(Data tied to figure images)
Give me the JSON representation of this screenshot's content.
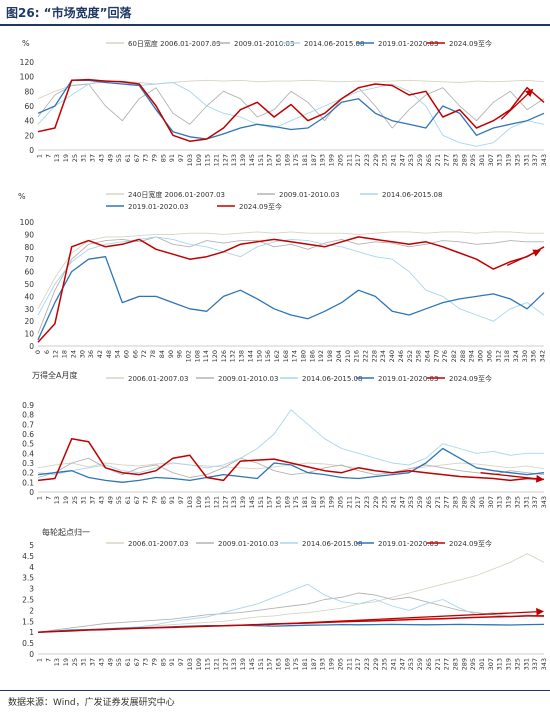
{
  "figure": {
    "title": "图26: “市场宽度”回落",
    "source": "数据来源：Wind，广发证券发展研究中心"
  },
  "chart_data": [
    {
      "type": "line",
      "y_unit": "%",
      "ylim": [
        0,
        120
      ],
      "yticks": [
        0,
        20,
        40,
        60,
        80,
        100,
        120
      ],
      "xticks": [
        "1",
        "7",
        "13",
        "19",
        "25",
        "31",
        "37",
        "43",
        "49",
        "55",
        "61",
        "67",
        "73",
        "79",
        "85",
        "91",
        "97",
        "103",
        "109",
        "115",
        "121",
        "127",
        "133",
        "139",
        "145",
        "151",
        "157",
        "163",
        "169",
        "175",
        "181",
        "187",
        "193",
        "199",
        "205",
        "211",
        "217",
        "223",
        "229",
        "235",
        "241",
        "247",
        "253",
        "259",
        "265",
        "271",
        "277",
        "283",
        "289",
        "295",
        "301",
        "307",
        "313",
        "319",
        "325",
        "331",
        "337",
        "343"
      ],
      "legend_rows": [
        [
          "s0",
          "s1",
          "s2",
          "s3",
          "s4"
        ]
      ],
      "series": [
        {
          "key": "s0",
          "name": "60日宽度 2006.01-2007.03",
          "color": "#d8d4c2",
          "width": 0.9,
          "values": [
            70,
            80,
            88,
            90,
            93,
            94,
            92,
            90,
            92,
            94,
            95,
            94,
            95,
            93,
            94,
            94,
            95,
            94,
            93,
            94,
            93,
            94,
            95,
            94,
            93,
            92,
            94,
            93,
            94,
            95,
            93
          ]
        },
        {
          "key": "s1",
          "name": "2009.01-2010.03",
          "color": "#b3b3b3",
          "width": 0.9,
          "values": [
            45,
            75,
            88,
            90,
            60,
            40,
            70,
            85,
            50,
            35,
            60,
            80,
            70,
            45,
            55,
            80,
            65,
            40,
            70,
            85,
            60,
            30,
            55,
            75,
            85,
            60,
            40,
            65,
            80,
            55,
            70
          ]
        },
        {
          "key": "s2",
          "name": "2014.06-2015.08",
          "color": "#a9d6ea",
          "width": 0.9,
          "values": [
            35,
            60,
            75,
            90,
            95,
            92,
            88,
            90,
            92,
            80,
            60,
            50,
            45,
            35,
            30,
            40,
            50,
            60,
            70,
            80,
            85,
            90,
            80,
            60,
            20,
            10,
            5,
            10,
            30,
            40,
            35
          ]
        },
        {
          "key": "s3",
          "name": "2019.01-2020.03",
          "color": "#2e75b6",
          "width": 1.3,
          "values": [
            50,
            60,
            95,
            95,
            92,
            90,
            88,
            55,
            25,
            18,
            15,
            22,
            30,
            35,
            32,
            28,
            30,
            45,
            65,
            70,
            50,
            40,
            35,
            30,
            60,
            50,
            20,
            30,
            35,
            40,
            50
          ]
        },
        {
          "key": "s4",
          "name": "2024.09至今",
          "color": "#c00000",
          "width": 1.5,
          "values": [
            25,
            30,
            95,
            96,
            94,
            93,
            90,
            60,
            20,
            12,
            15,
            30,
            55,
            65,
            45,
            62,
            40,
            50,
            70,
            85,
            90,
            88,
            75,
            80,
            45,
            55,
            30,
            40,
            55,
            85,
            65
          ]
        }
      ],
      "arrows": [
        {
          "from": [
            314,
            42
          ],
          "to": [
            335,
            82
          ]
        }
      ]
    },
    {
      "type": "line",
      "y_unit": "%",
      "ylim": [
        0,
        100
      ],
      "yticks": [
        0,
        10,
        20,
        30,
        40,
        50,
        60,
        70,
        80,
        90,
        100
      ],
      "xticks": [
        "0",
        "6",
        "12",
        "18",
        "24",
        "30",
        "36",
        "42",
        "48",
        "54",
        "60",
        "66",
        "72",
        "78",
        "84",
        "90",
        "96",
        "102",
        "108",
        "114",
        "120",
        "126",
        "132",
        "138",
        "144",
        "150",
        "156",
        "162",
        "168",
        "174",
        "180",
        "186",
        "192",
        "198",
        "204",
        "210",
        "216",
        "222",
        "228",
        "234",
        "240",
        "246",
        "252",
        "258",
        "264",
        "270",
        "276",
        "282",
        "288",
        "294",
        "300",
        "306",
        "312",
        "318",
        "324",
        "330",
        "336",
        "342"
      ],
      "legend_rows": [
        [
          "s0",
          "s1",
          "s2"
        ],
        [
          "s3",
          "s4"
        ]
      ],
      "series": [
        {
          "key": "s0",
          "name": "240日宽度 2006.01-2007.03",
          "color": "#d8d4c2",
          "width": 0.9,
          "values": [
            30,
            55,
            75,
            85,
            88,
            88,
            89,
            90,
            90,
            91,
            91,
            90,
            91,
            92,
            91,
            92,
            91,
            91,
            91,
            90,
            91,
            92,
            92,
            91,
            92,
            92,
            91,
            92,
            92,
            91,
            91
          ]
        },
        {
          "key": "s1",
          "name": "2009.01-2010.03",
          "color": "#b3b3b3",
          "width": 0.9,
          "values": [
            10,
            45,
            70,
            82,
            85,
            86,
            84,
            88,
            82,
            80,
            85,
            83,
            85,
            85,
            80,
            82,
            78,
            83,
            86,
            82,
            84,
            83,
            80,
            82,
            85,
            84,
            82,
            83,
            85,
            84,
            84
          ]
        },
        {
          "key": "s2",
          "name": "2014.06-2015.08",
          "color": "#a9d6ea",
          "width": 0.9,
          "values": [
            25,
            50,
            68,
            78,
            82,
            84,
            86,
            88,
            86,
            82,
            80,
            76,
            72,
            80,
            84,
            86,
            85,
            82,
            80,
            76,
            72,
            70,
            60,
            45,
            40,
            30,
            25,
            20,
            30,
            35,
            25
          ]
        },
        {
          "key": "s3",
          "name": "2019.01-2020.03",
          "color": "#2e75b6",
          "width": 1.3,
          "values": [
            5,
            35,
            60,
            70,
            72,
            35,
            40,
            40,
            35,
            30,
            28,
            40,
            45,
            38,
            30,
            25,
            22,
            28,
            35,
            45,
            40,
            28,
            25,
            30,
            35,
            38,
            40,
            42,
            38,
            30,
            43
          ]
        },
        {
          "key": "s4",
          "name": "2024.09至今",
          "color": "#c00000",
          "width": 1.5,
          "values": [
            3,
            18,
            80,
            85,
            80,
            82,
            86,
            78,
            74,
            70,
            72,
            76,
            82,
            84,
            86,
            84,
            82,
            80,
            84,
            88,
            86,
            84,
            82,
            84,
            80,
            75,
            70,
            62,
            68,
            72,
            80
          ]
        }
      ],
      "arrows": [
        {
          "from": [
            318,
            65
          ],
          "to": [
            340,
            77
          ]
        }
      ]
    },
    {
      "type": "line",
      "title": "万得全A月度",
      "ylim": [
        0,
        0.9
      ],
      "yticks": [
        0,
        0.1,
        0.2,
        0.3,
        0.4,
        0.5,
        0.6,
        0.7,
        0.8,
        0.9
      ],
      "xticks": [
        "1",
        "7",
        "13",
        "19",
        "25",
        "31",
        "37",
        "43",
        "49",
        "55",
        "61",
        "67",
        "73",
        "79",
        "85",
        "91",
        "97",
        "103",
        "109",
        "115",
        "121",
        "127",
        "133",
        "139",
        "145",
        "151",
        "157",
        "163",
        "169",
        "175",
        "181",
        "187",
        "193",
        "199",
        "205",
        "211",
        "217",
        "223",
        "229",
        "235",
        "241",
        "247",
        "253",
        "259",
        "265",
        "271",
        "277",
        "283",
        "289",
        "295",
        "301",
        "307",
        "313",
        "319",
        "325",
        "331",
        "337",
        "343"
      ],
      "legend_rows": [
        [
          "s0",
          "s1",
          "s2",
          "s3",
          "s4"
        ]
      ],
      "series": [
        {
          "key": "s0",
          "name": "2006.01-2007.03",
          "color": "#d8d4c2",
          "width": 0.9,
          "values": [
            0.25,
            0.28,
            0.3,
            0.26,
            0.3,
            0.28,
            0.27,
            0.29,
            0.3,
            0.28,
            0.27,
            0.26,
            0.25,
            0.24,
            0.26,
            0.28,
            0.3,
            0.29,
            0.27,
            0.25,
            0.22,
            0.2,
            0.24,
            0.26,
            0.28,
            0.3,
            0.29,
            0.27,
            0.25,
            0.27,
            0.24
          ]
        },
        {
          "key": "s1",
          "name": "2009.01-2010.03",
          "color": "#b3b3b3",
          "width": 0.9,
          "values": [
            0.15,
            0.2,
            0.3,
            0.35,
            0.25,
            0.18,
            0.25,
            0.28,
            0.2,
            0.15,
            0.18,
            0.25,
            0.35,
            0.3,
            0.22,
            0.18,
            0.2,
            0.25,
            0.28,
            0.22,
            0.18,
            0.2,
            0.24,
            0.28,
            0.25,
            0.22,
            0.2,
            0.18,
            0.22,
            0.2,
            0.18
          ]
        },
        {
          "key": "s2",
          "name": "2014.06-2015.08",
          "color": "#a9d6ea",
          "width": 0.9,
          "values": [
            0.2,
            0.18,
            0.22,
            0.25,
            0.28,
            0.22,
            0.2,
            0.25,
            0.3,
            0.28,
            0.25,
            0.28,
            0.35,
            0.45,
            0.6,
            0.85,
            0.7,
            0.55,
            0.45,
            0.4,
            0.35,
            0.3,
            0.28,
            0.35,
            0.5,
            0.45,
            0.4,
            0.42,
            0.38,
            0.4,
            0.4
          ]
        },
        {
          "key": "s3",
          "name": "2019.01-2020.03",
          "color": "#2e75b6",
          "width": 1.3,
          "values": [
            0.18,
            0.2,
            0.22,
            0.15,
            0.12,
            0.1,
            0.12,
            0.15,
            0.14,
            0.12,
            0.15,
            0.18,
            0.16,
            0.14,
            0.3,
            0.28,
            0.2,
            0.18,
            0.15,
            0.14,
            0.16,
            0.18,
            0.2,
            0.3,
            0.45,
            0.35,
            0.25,
            0.22,
            0.2,
            0.18,
            0.2
          ]
        },
        {
          "key": "s4",
          "name": "2024.09至今",
          "color": "#c00000",
          "width": 1.5,
          "values": [
            0.12,
            0.14,
            0.55,
            0.52,
            0.25,
            0.2,
            0.18,
            0.22,
            0.35,
            0.38,
            0.15,
            0.12,
            0.32,
            0.33,
            0.34,
            0.3,
            0.26,
            0.22,
            0.2,
            0.25,
            0.22,
            0.2,
            0.22,
            0.2,
            0.18,
            0.16,
            0.15,
            0.14,
            0.12,
            0.14,
            0.13
          ]
        }
      ],
      "arrows": [
        {
          "from": [
            300,
            0.2
          ],
          "to": [
            342,
            0.13
          ]
        }
      ]
    },
    {
      "type": "line",
      "title": "每轮起点归一",
      "ylim": [
        0,
        5
      ],
      "yticks": [
        0,
        0.5,
        1,
        1.5,
        2,
        2.5,
        3,
        3.5,
        4,
        4.5,
        5
      ],
      "xticks": [
        "1",
        "7",
        "13",
        "19",
        "25",
        "31",
        "37",
        "43",
        "49",
        "55",
        "61",
        "67",
        "73",
        "79",
        "85",
        "91",
        "97",
        "103",
        "109",
        "115",
        "121",
        "127",
        "133",
        "139",
        "145",
        "151",
        "157",
        "163",
        "169",
        "175",
        "181",
        "187",
        "193",
        "199",
        "205",
        "211",
        "217",
        "223",
        "229",
        "235",
        "241",
        "247",
        "253",
        "259",
        "265",
        "271",
        "277",
        "283",
        "289",
        "295",
        "301",
        "307",
        "313",
        "319",
        "325",
        "331",
        "337",
        "343"
      ],
      "legend_rows": [
        [
          "s0",
          "s1",
          "s2",
          "s3",
          "s4"
        ]
      ],
      "series": [
        {
          "key": "s0",
          "name": "2006.01-2007.03",
          "color": "#d8d4c2",
          "width": 0.9,
          "values": [
            1.0,
            1.05,
            1.1,
            1.1,
            1.15,
            1.2,
            1.25,
            1.3,
            1.35,
            1.4,
            1.45,
            1.5,
            1.6,
            1.7,
            1.75,
            1.85,
            1.9,
            2.0,
            2.1,
            2.3,
            2.4,
            2.6,
            2.8,
            3.0,
            3.2,
            3.4,
            3.6,
            3.9,
            4.2,
            4.6,
            4.2
          ]
        },
        {
          "key": "s1",
          "name": "2009.01-2010.03",
          "color": "#b3b3b3",
          "width": 0.9,
          "values": [
            1.0,
            1.1,
            1.2,
            1.3,
            1.4,
            1.45,
            1.5,
            1.55,
            1.6,
            1.7,
            1.8,
            1.85,
            1.9,
            2.0,
            2.1,
            2.2,
            2.3,
            2.5,
            2.6,
            2.8,
            2.7,
            2.5,
            2.6,
            2.4,
            2.2,
            2.0,
            1.9,
            1.8,
            1.7,
            1.75,
            1.7
          ]
        },
        {
          "key": "s2",
          "name": "2014.06-2015.08",
          "color": "#a9d6ea",
          "width": 0.9,
          "values": [
            1.0,
            1.02,
            1.05,
            1.1,
            1.15,
            1.2,
            1.25,
            1.35,
            1.5,
            1.6,
            1.7,
            1.9,
            2.1,
            2.3,
            2.6,
            2.9,
            3.2,
            2.7,
            2.4,
            2.3,
            2.5,
            2.2,
            2.0,
            2.3,
            2.5,
            2.1,
            1.8,
            1.9,
            1.7,
            1.8,
            1.75
          ]
        },
        {
          "key": "s3",
          "name": "2019.01-2020.03",
          "color": "#2e75b6",
          "width": 1.3,
          "values": [
            1.0,
            1.05,
            1.1,
            1.12,
            1.15,
            1.18,
            1.2,
            1.22,
            1.25,
            1.28,
            1.3,
            1.3,
            1.32,
            1.3,
            1.28,
            1.3,
            1.32,
            1.33,
            1.35,
            1.34,
            1.35,
            1.36,
            1.35,
            1.34,
            1.35,
            1.36,
            1.35,
            1.34,
            1.33,
            1.35,
            1.36
          ]
        },
        {
          "key": "s4",
          "name": "2024.09至今",
          "color": "#c00000",
          "width": 1.5,
          "values": [
            1.0,
            1.03,
            1.06,
            1.1,
            1.12,
            1.15,
            1.18,
            1.2,
            1.22,
            1.25,
            1.27,
            1.3,
            1.32,
            1.35,
            1.38,
            1.4,
            1.42,
            1.45,
            1.48,
            1.5,
            1.52,
            1.55,
            1.58,
            1.6,
            1.62,
            1.65,
            1.68,
            1.7,
            1.72,
            1.75,
            1.75
          ]
        }
      ],
      "arrows": [
        {
          "from": [
            155,
            1.35
          ],
          "to": [
            342,
            1.95
          ]
        }
      ]
    }
  ]
}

# Prompt:
Return, from the data, each line that has the word "title" in it.

# Result of the task:
    "title": "图26: “市场宽度”回落",
      "title": "万得全A月度",
      "title": "每轮起点归一",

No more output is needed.